##### INFORMATION GIVEN

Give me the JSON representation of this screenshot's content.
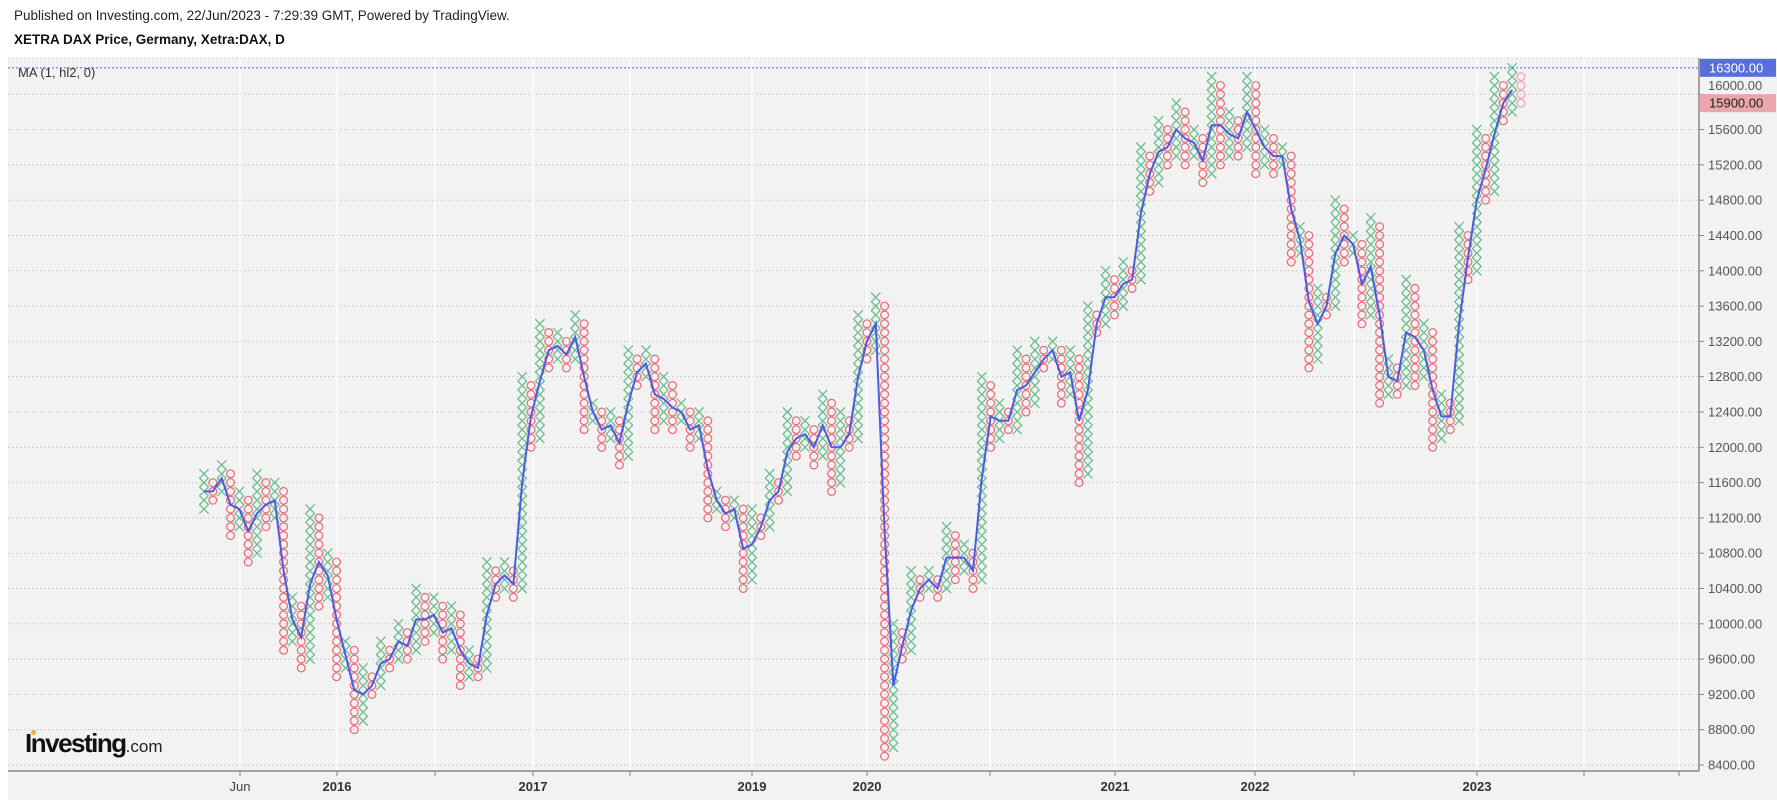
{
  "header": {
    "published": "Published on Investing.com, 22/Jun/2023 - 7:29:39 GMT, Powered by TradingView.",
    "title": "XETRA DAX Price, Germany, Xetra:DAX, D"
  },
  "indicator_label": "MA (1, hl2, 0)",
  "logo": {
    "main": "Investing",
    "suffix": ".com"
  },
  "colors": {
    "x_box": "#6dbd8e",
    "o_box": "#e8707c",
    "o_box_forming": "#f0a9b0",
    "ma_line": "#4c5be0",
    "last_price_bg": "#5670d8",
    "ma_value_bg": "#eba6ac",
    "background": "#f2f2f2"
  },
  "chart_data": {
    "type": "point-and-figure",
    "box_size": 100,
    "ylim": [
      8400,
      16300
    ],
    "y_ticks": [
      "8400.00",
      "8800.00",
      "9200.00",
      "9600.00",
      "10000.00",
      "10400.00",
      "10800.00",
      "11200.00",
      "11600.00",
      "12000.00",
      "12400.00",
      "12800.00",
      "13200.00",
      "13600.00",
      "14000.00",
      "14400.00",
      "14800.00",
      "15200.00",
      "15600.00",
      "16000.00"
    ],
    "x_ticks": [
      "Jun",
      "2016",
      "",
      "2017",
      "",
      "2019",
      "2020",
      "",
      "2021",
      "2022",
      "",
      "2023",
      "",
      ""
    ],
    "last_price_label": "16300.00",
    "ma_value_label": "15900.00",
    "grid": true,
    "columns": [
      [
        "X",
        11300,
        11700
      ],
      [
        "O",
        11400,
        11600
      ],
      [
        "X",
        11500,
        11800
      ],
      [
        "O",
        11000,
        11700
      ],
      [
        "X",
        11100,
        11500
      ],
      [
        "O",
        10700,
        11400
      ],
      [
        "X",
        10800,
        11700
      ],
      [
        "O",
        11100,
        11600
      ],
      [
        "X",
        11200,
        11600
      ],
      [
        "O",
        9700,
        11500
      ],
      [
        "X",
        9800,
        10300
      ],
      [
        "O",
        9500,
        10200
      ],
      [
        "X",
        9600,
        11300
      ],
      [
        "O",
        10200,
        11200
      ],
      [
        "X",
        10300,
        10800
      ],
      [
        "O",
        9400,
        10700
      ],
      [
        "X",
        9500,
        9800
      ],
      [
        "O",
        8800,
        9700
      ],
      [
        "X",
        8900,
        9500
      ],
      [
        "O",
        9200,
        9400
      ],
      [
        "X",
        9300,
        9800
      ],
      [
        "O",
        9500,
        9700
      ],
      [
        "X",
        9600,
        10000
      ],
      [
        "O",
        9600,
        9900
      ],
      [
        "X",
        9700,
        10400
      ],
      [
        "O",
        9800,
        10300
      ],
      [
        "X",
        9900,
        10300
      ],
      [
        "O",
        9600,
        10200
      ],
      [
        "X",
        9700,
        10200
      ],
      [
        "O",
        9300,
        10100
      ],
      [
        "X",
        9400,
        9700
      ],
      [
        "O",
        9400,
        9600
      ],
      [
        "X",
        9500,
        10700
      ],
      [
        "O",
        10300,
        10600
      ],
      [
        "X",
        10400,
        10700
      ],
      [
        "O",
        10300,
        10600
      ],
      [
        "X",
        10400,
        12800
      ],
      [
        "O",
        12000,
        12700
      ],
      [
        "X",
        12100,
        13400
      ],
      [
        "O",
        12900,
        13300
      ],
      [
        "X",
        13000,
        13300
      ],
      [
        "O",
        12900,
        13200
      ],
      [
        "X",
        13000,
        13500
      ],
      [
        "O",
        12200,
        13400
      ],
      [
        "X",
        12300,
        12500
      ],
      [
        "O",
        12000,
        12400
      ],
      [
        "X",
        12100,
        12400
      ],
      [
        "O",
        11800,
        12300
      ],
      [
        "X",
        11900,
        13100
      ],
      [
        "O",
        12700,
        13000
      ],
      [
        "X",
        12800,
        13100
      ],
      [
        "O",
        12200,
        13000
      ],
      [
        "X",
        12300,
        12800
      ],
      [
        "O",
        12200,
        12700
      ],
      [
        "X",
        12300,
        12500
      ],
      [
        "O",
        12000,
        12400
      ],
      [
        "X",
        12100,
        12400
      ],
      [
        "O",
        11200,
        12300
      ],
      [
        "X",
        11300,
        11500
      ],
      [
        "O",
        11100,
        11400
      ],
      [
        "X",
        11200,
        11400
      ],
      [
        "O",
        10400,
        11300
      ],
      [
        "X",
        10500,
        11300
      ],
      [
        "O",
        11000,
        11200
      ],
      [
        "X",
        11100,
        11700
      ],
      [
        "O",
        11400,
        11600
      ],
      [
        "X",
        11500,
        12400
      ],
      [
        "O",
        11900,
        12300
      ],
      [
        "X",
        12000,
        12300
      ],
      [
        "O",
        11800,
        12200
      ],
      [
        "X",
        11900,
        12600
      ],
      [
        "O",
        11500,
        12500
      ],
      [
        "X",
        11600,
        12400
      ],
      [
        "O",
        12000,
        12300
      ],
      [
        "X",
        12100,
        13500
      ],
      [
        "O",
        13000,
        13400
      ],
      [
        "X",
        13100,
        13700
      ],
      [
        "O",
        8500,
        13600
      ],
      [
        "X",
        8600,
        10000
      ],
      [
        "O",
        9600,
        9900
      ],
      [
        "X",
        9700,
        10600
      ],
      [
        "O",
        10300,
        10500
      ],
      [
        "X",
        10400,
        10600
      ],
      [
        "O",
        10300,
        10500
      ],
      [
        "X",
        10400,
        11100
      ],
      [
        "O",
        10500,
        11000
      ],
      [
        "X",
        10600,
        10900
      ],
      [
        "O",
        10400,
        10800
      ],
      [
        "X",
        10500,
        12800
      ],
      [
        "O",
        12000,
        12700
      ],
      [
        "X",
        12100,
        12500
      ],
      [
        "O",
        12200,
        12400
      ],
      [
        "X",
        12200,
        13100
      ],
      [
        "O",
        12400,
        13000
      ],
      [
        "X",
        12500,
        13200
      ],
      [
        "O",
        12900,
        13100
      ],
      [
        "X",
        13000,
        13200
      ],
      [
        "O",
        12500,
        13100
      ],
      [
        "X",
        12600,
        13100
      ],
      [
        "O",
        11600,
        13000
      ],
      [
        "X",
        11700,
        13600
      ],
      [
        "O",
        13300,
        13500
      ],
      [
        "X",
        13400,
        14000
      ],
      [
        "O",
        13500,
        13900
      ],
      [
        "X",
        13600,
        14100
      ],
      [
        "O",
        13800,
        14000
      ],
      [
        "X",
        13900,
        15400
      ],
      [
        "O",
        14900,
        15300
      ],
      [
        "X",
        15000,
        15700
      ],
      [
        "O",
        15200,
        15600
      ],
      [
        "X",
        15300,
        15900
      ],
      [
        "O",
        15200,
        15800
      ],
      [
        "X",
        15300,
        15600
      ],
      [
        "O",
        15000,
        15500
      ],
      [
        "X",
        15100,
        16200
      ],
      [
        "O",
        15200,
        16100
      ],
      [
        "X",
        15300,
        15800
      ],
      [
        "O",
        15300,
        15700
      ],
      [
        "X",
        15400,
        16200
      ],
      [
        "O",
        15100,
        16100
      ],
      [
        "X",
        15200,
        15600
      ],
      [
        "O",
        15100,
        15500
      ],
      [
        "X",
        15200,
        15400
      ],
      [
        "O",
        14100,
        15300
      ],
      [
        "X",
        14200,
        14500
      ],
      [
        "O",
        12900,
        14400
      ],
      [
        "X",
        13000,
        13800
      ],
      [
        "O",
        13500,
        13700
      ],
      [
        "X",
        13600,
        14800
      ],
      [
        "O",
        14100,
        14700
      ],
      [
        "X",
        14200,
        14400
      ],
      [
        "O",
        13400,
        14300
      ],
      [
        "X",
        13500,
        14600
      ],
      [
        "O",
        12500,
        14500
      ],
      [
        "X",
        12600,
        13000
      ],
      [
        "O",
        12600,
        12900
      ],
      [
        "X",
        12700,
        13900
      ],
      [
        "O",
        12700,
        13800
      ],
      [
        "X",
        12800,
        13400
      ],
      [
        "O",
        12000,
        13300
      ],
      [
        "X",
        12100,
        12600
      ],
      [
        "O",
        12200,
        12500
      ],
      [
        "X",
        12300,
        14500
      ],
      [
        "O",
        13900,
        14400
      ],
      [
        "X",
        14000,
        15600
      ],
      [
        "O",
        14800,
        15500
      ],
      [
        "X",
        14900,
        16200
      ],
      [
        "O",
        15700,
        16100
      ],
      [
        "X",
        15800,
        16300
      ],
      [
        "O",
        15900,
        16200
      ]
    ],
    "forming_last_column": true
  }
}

##########

Extract, from the material above, each line holding the word "Investing".

    "published": "Published on Investing.com, 22/Jun/2023 - 7:29:39 GMT, Powered by TradingView.",
    "main": "Investing",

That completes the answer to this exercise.